Say how many lines include "esos", with no words around the number.

Data items
▼▼▼

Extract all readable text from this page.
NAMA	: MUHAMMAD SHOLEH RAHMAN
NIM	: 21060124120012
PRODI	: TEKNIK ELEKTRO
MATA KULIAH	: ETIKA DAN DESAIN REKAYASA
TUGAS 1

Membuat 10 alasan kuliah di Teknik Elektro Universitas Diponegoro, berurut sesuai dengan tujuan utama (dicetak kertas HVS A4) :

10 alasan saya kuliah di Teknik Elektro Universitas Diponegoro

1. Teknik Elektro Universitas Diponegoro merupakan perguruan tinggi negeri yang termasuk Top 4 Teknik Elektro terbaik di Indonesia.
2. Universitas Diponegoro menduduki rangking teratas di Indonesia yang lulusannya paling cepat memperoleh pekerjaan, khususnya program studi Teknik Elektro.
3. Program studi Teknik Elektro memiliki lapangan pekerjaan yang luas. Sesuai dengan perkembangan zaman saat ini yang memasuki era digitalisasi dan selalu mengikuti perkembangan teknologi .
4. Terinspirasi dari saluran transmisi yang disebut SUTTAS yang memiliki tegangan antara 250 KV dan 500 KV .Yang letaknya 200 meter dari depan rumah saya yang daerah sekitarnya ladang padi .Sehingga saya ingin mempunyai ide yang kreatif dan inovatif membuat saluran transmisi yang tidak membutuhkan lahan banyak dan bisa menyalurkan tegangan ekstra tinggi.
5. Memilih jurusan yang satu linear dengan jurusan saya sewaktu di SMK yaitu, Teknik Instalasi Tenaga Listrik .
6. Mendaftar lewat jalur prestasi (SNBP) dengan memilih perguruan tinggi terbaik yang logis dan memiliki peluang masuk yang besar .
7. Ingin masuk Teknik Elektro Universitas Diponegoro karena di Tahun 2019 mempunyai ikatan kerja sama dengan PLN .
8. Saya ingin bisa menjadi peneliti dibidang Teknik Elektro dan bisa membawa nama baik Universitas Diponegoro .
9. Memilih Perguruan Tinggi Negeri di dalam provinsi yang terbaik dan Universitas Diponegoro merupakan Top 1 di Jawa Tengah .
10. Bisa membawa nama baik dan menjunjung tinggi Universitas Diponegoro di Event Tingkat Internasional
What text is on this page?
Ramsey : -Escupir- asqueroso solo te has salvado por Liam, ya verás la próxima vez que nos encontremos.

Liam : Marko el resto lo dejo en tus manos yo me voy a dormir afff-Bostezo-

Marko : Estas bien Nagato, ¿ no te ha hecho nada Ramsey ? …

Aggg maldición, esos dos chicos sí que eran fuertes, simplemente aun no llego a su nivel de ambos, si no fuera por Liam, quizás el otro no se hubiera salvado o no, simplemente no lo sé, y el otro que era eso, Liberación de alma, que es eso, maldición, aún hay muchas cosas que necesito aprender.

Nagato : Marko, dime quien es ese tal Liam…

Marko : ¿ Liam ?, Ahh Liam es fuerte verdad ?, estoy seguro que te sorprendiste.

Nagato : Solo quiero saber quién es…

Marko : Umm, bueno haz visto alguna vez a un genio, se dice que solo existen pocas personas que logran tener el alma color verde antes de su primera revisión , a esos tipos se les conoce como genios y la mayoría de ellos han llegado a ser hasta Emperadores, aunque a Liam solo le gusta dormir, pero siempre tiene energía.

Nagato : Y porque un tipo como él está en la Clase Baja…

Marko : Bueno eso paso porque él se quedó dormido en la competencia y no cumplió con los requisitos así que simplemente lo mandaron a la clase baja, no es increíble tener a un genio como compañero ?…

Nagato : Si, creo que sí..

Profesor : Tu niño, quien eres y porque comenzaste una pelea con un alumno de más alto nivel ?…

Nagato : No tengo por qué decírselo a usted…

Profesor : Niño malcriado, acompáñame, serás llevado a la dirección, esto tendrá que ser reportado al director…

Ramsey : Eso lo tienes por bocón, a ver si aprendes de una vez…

▲▲▲

▶ Final result: 2